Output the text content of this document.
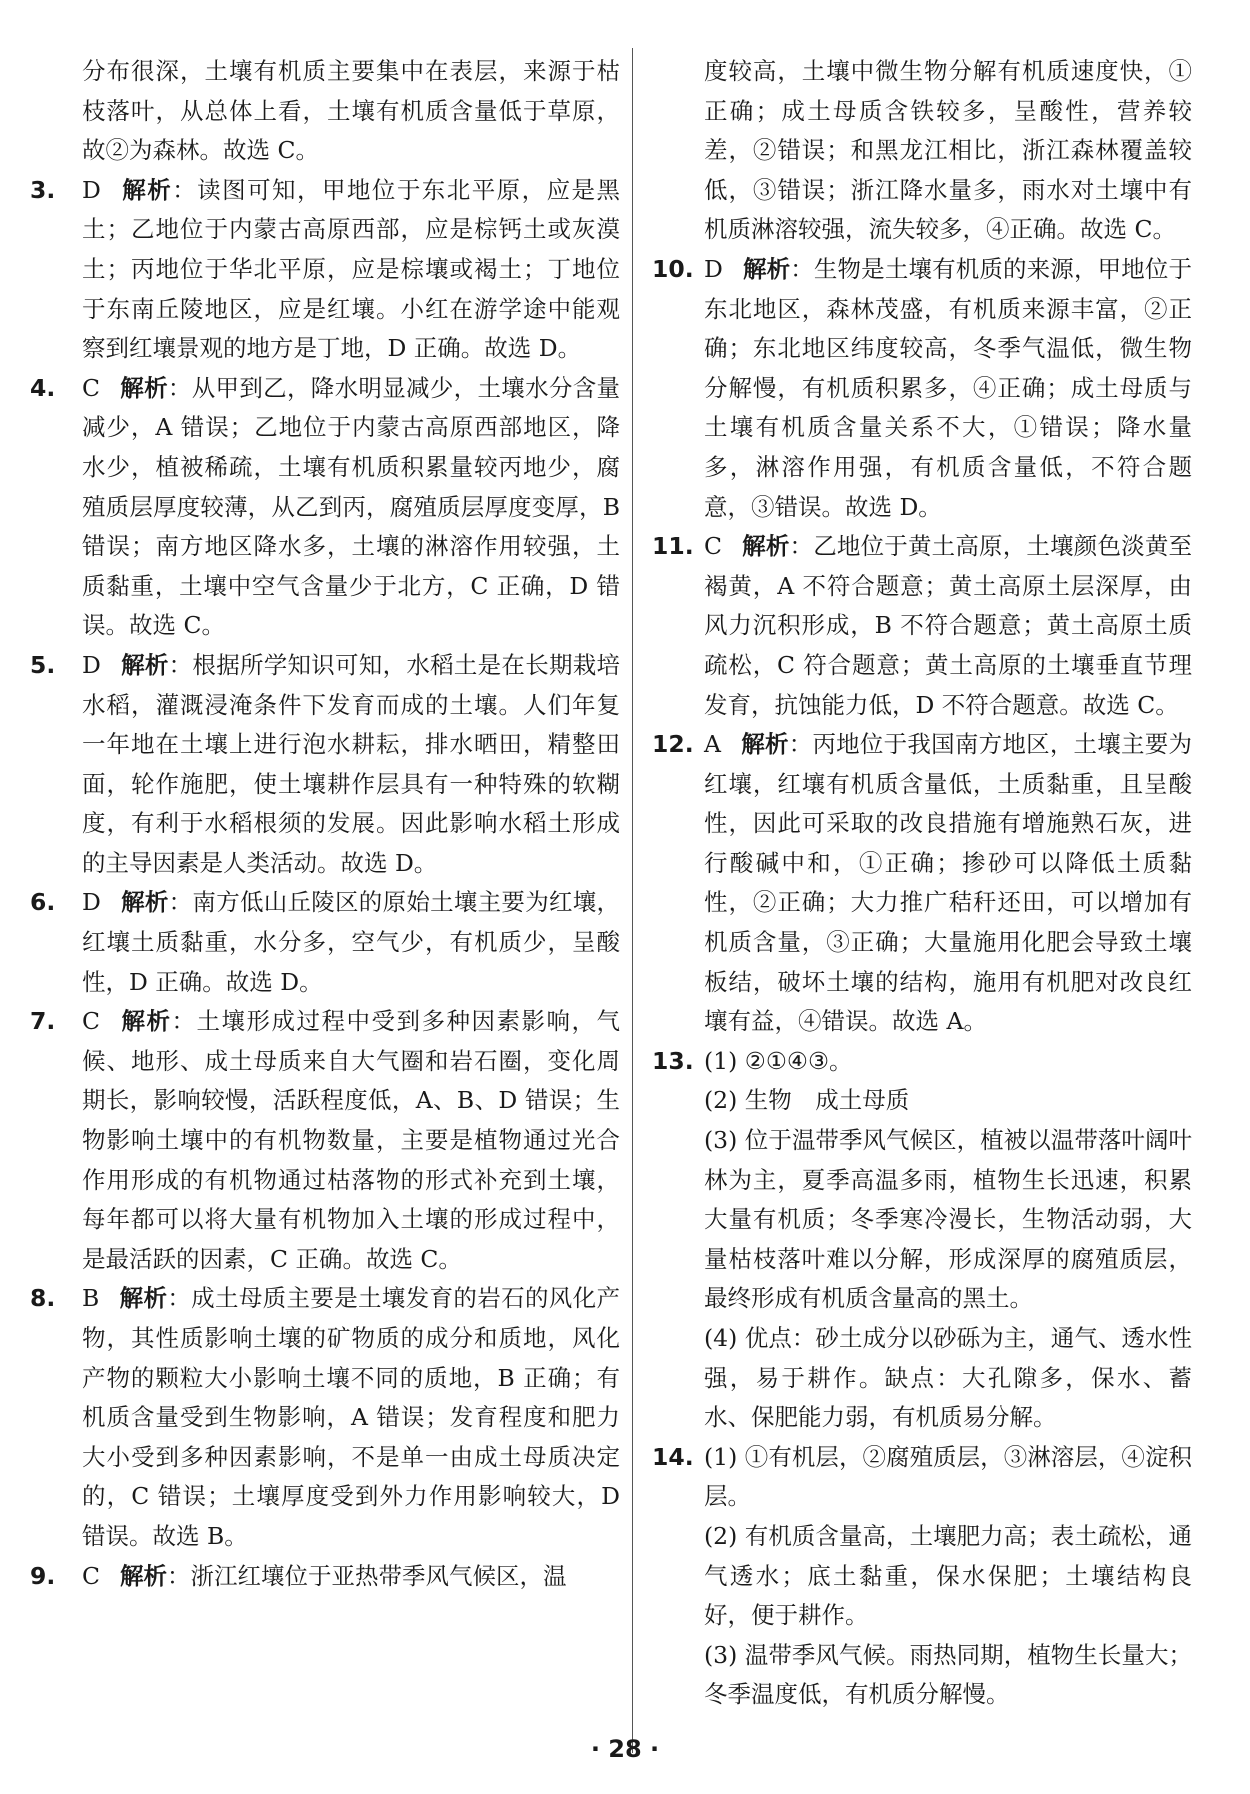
分布很深，土壤有机质主要集中在表层，来源于枯枝落叶，从总体上看，土壤有机质含量低于草原，故②为森林。故选 C。
3. D 解析：读图可知，甲地位于东北平原，应是黑土；乙地位于内蒙古高原西部，应是棕钙土或灰漠土；丙地位于华北平原，应是棕壤或褐土；丁地位于东南丘陵地区，应是红壤。小红在游学途中能观察到红壤景观的地方是丁地，D 正确。故选 D。
4. C 解析：从甲到乙，降水明显减少，土壤水分含量减少，A 错误；乙地位于内蒙古高原西部地区，降水少，植被稀疏，土壤有机质积累量较丙地少，腐殖质层厚度较薄，从乙到丙，腐殖质层厚度变厚，B 错误；南方地区降水多，土壤的淋溶作用较强，土质黏重，土壤中空气含量少于北方，C 正确，D 错误。故选 C。
5. D 解析：根据所学知识可知，水稻土是在长期栽培水稻，灌溉浸淹条件下发育而成的土壤。人们年复一年地在土壤上进行泡水耕耘，排水晒田，精整田面，轮作施肥，使土壤耕作层具有一种特殊的软糊度，有利于水稻根须的发展。因此影响水稻土形成的主导因素是人类活动。故选 D。
6. D 解析：南方低山丘陵区的原始土壤主要为红壤，红壤土质黏重，水分多，空气少，有机质少，呈酸性，D 正确。故选 D。
7. C 解析：土壤形成过程中受到多种因素影响，气候、地形、成土母质来自大气圈和岩石圈，变化周期长，影响较慢，活跃程度低，A、B、D 错误；生物影响土壤中的有机物数量，主要是植物通过光合作用形成的有机物通过枯落物的形式补充到土壤，每年都可以将大量有机物加入土壤的形成过程中，是最活跃的因素，C 正确。故选 C。
8. B 解析：成土母质主要是土壤发育的岩石的风化产物，其性质影响土壤的矿物质的成分和质地，风化产物的颗粒大小影响土壤不同的质地，B 正确；有机质含量受到生物影响，A 错误；发育程度和肥力大小受到多种因素影响，不是单一由成土母质决定的，C 错误；土壤厚度受到外力作用影响较大，D 错误。故选 B。
9. C 解析：浙江红壤位于亚热带季风气候区，温
度较高，土壤中微生物分解有机质速度快，①正确；成土母质含铁较多，呈酸性，营养较差，②错误；和黑龙江相比，浙江森林覆盖较低，③错误；浙江降水量多，雨水对土壤中有机质淋溶较强，流失较多，④正确。故选 C。
10. D 解析：生物是土壤有机质的来源，甲地位于东北地区，森林茂盛，有机质来源丰富，②正确；东北地区纬度较高，冬季气温低，微生物分解慢，有机质积累多，④正确；成土母质与土壤有机质含量关系不大，①错误；降水量多，淋溶作用强，有机质含量低，不符合题意，③错误。故选 D。
11. C 解析：乙地位于黄土高原，土壤颜色淡黄至褐黄，A 不符合题意；黄土高原土层深厚，由风力沉积形成，B 不符合题意；黄土高原土质疏松，C 符合题意；黄土高原的土壤垂直节理发育，抗蚀能力低，D 不符合题意。故选 C。
12. A 解析：丙地位于我国南方地区，土壤主要为红壤，红壤有机质含量低，土质黏重，且呈酸性，因此可采取的改良措施有增施熟石灰，进行酸碱中和，①正确；掺砂可以降低土质黏性，②正确；大力推广秸秆还田，可以增加有机质含量，③正确；大量施用化肥会导致土壤板结，破坏土壤的结构，施用有机肥对改良红壤有益，④错误。故选 A。
13. (1) ②①④③。
(2) 生物　成土母质
(3) 位于温带季风气候区，植被以温带落叶阔叶林为主，夏季高温多雨，植物生长迅速，积累大量有机质；冬季寒冷漫长，生物活动弱，大量枯枝落叶难以分解，形成深厚的腐殖质层，最终形成有机质含量高的黑土。
(4) 优点：砂土成分以砂砾为主，通气、透水性强，易于耕作。缺点：大孔隙多，保水、蓄水、保肥能力弱，有机质易分解。
14. (1) ①有机层，②腐殖质层，③淋溶层，④淀积层。
(2) 有机质含量高，土壤肥力高；表土疏松，通气透水；底土黏重，保水保肥；土壤结构良好，便于耕作。
(3) 温带季风气候。雨热同期，植物生长量大；冬季温度低，有机质分解慢。
· 28 ·
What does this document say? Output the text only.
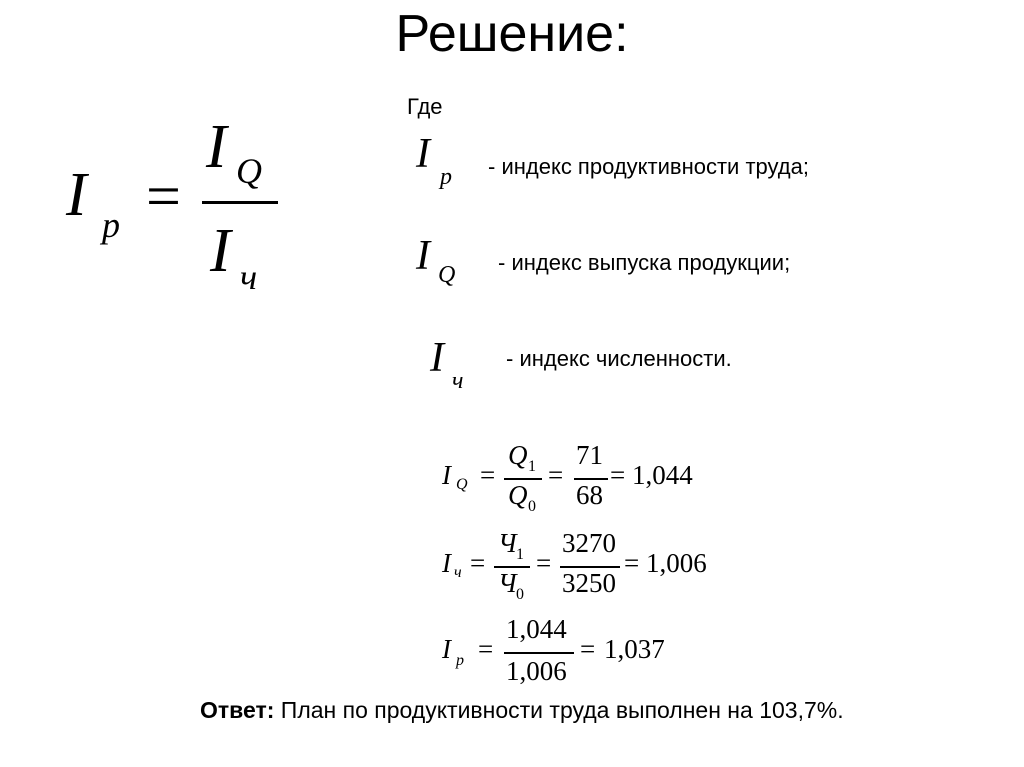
Решение:
I p =
I Q
I ч
Где
I p - индекс продуктивности труда;
I Q - индекс выпуска продукции;
I ч
- индекс численности.
I Q =
Q 1
Q 0
=
71
68
= 1,044
I ч =
Ч 1
Ч 0
=
3270
3250
= 1,006
I p =
1,044
1,006
= 1,037
Ответ: План по продуктивности труда выполнен на 103,7%.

• YOUR GOAL:
Show the lines where the word "this" appears in the entries.

• THE RESULT:
Output the text content of this document.
What does this document say? Output the text only.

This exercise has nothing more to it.